## What the task requires:
Omit all images. Write out the rest of the material exactly.
--- start of Provided data ---
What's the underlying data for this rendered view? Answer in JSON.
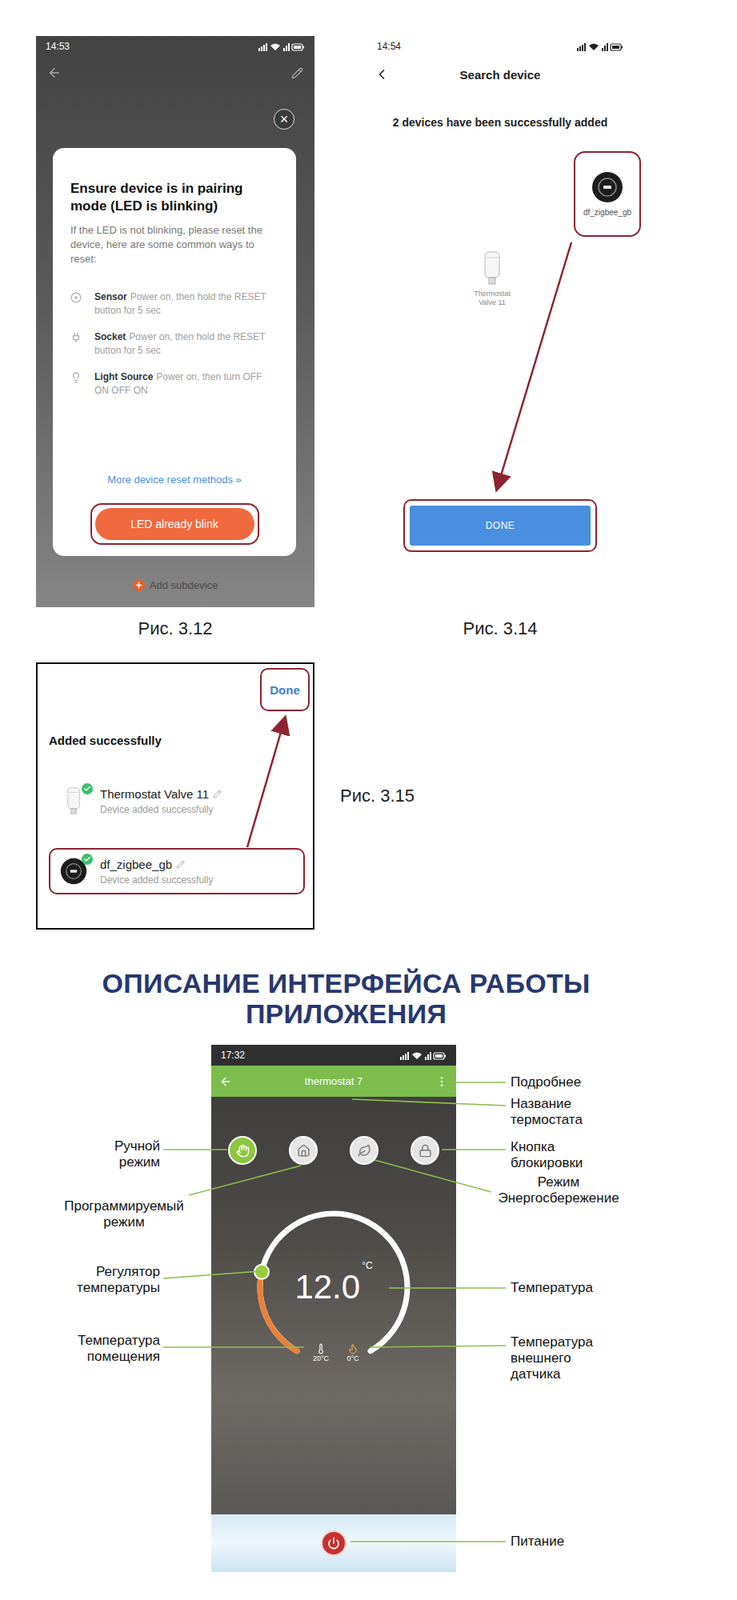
{
  "fig_3_12": {
    "status_time": "14:53",
    "dialog": {
      "close": "×",
      "title": "Ensure device is in pairing mode (LED is blinking)",
      "text": "If the LED is not blinking, please reset the device, here are some common ways to reset:",
      "methods": [
        {
          "name": "Sensor",
          "desc": "Power on, then hold the RESET button for 5 sec"
        },
        {
          "name": "Socket",
          "desc": "Power on, then hold the RESET button for 5 sec"
        },
        {
          "name": "Light Source",
          "desc": "Power on, then turn OFF ON OFF ON"
        }
      ],
      "link": "More device reset methods »",
      "button": "LED already blink"
    },
    "footer": "Add subdevice",
    "caption": "Рис. 3.12"
  },
  "fig_3_14": {
    "status_time": "14:54",
    "title": "Search device",
    "message": "2 devices have been successfully added",
    "devices": [
      {
        "name": "df_zigbee_gb",
        "kind": "gateway",
        "highlighted": true
      },
      {
        "name": "Thermostat Valve 11",
        "kind": "valve",
        "highlighted": false
      }
    ],
    "button": "DONE",
    "caption": "Рис. 3.14"
  },
  "fig_3_15": {
    "done": "Done",
    "title": "Added successfully",
    "devices": [
      {
        "name": "Thermostat Valve 11",
        "kind": "valve",
        "status": "Device added successfully",
        "highlighted": false
      },
      {
        "name": "df_zigbee_gb",
        "kind": "gateway",
        "status": "Device added successfully",
        "highlighted": true
      }
    ],
    "caption": "Рис. 3.15"
  },
  "heading": [
    "ОПИСАНИЕ ИНТЕРФЕЙСА РАБОТЫ",
    "ПРИЛОЖЕНИЯ"
  ],
  "app": {
    "status_time": "17:32",
    "title": "thermostat 7",
    "modes": [
      {
        "kind": "manual",
        "selected": true
      },
      {
        "kind": "program",
        "selected": false
      },
      {
        "kind": "eco",
        "selected": false
      },
      {
        "kind": "lock",
        "selected": false
      }
    ],
    "setpoint": "12.0",
    "unit": "°C",
    "level": 0.24,
    "room_temperature": "20°C",
    "external_temperature": "0°C"
  },
  "annotations": {
    "more": [
      "Подробнее"
    ],
    "title": [
      "Название",
      "термостата"
    ],
    "lock": [
      "Кнопка",
      "блокировки"
    ],
    "eco": [
      "Режим",
      "Энергосбережение"
    ],
    "temperature": [
      "Температура"
    ],
    "external": [
      "Температура",
      "внешнего",
      "датчика"
    ],
    "power": [
      "Питание"
    ],
    "manual": [
      "Ручной",
      "режим"
    ],
    "program": [
      "Программируемый",
      "режим"
    ],
    "regulator": [
      "Регулятор",
      "температуры"
    ],
    "room": [
      "Температура",
      "помещения"
    ]
  }
}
--- end of Provided data ---
## Expected answer:
What's the underlying data for this rendered view? Answer in JSON.
{
  "fig_3_12": {
    "status_time": "14:53",
    "dialog": {
      "close": "×",
      "title": "Ensure device is in pairing mode (LED is blinking)",
      "text": "If the LED is not blinking, please reset the device, here are some common ways to reset:",
      "methods": [
        {
          "name": "Sensor",
          "desc": "Power on, then hold the RESET button for 5 sec"
        },
        {
          "name": "Socket",
          "desc": "Power on, then hold the RESET button for 5 sec"
        },
        {
          "name": "Light Source",
          "desc": "Power on, then turn OFF ON OFF ON"
        }
      ],
      "link": "More device reset methods »",
      "button": "LED already blink"
    },
    "footer": "Add subdevice",
    "caption": "Рис. 3.12"
  },
  "fig_3_14": {
    "status_time": "14:54",
    "title": "Search device",
    "message": "2 devices have been successfully added",
    "devices": [
      {
        "name": "df_zigbee_gb",
        "kind": "gateway",
        "highlighted": true
      },
      {
        "name": "Thermostat Valve 11",
        "kind": "valve",
        "highlighted": false
      }
    ],
    "button": "DONE",
    "caption": "Рис. 3.14"
  },
  "fig_3_15": {
    "done": "Done",
    "title": "Added successfully",
    "devices": [
      {
        "name": "Thermostat Valve 11",
        "kind": "valve",
        "status": "Device added successfully",
        "highlighted": false
      },
      {
        "name": "df_zigbee_gb",
        "kind": "gateway",
        "status": "Device added successfully",
        "highlighted": true
      }
    ],
    "caption": "Рис. 3.15"
  },
  "heading": [
    "ОПИСАНИЕ ИНТЕРФЕЙСА РАБОТЫ",
    "ПРИЛОЖЕНИЯ"
  ],
  "app": {
    "status_time": "17:32",
    "title": "thermostat 7",
    "modes": [
      {
        "kind": "manual",
        "selected": true
      },
      {
        "kind": "program",
        "selected": false
      },
      {
        "kind": "eco",
        "selected": false
      },
      {
        "kind": "lock",
        "selected": false
      }
    ],
    "setpoint": "12.0",
    "unit": "°C",
    "level": 0.24,
    "room_temperature": "20°C",
    "external_temperature": "0°C"
  },
  "annotations": {
    "more": [
      "Подробнее"
    ],
    "title": [
      "Название",
      "термостата"
    ],
    "lock": [
      "Кнопка",
      "блокировки"
    ],
    "eco": [
      "Режим",
      "Энергосбережение"
    ],
    "temperature": [
      "Температура"
    ],
    "external": [
      "Температура",
      "внешнего",
      "датчика"
    ],
    "power": [
      "Питание"
    ],
    "manual": [
      "Ручной",
      "режим"
    ],
    "program": [
      "Программируемый",
      "режим"
    ],
    "regulator": [
      "Регулятор",
      "температуры"
    ],
    "room": [
      "Температура",
      "помещения"
    ]
  }
}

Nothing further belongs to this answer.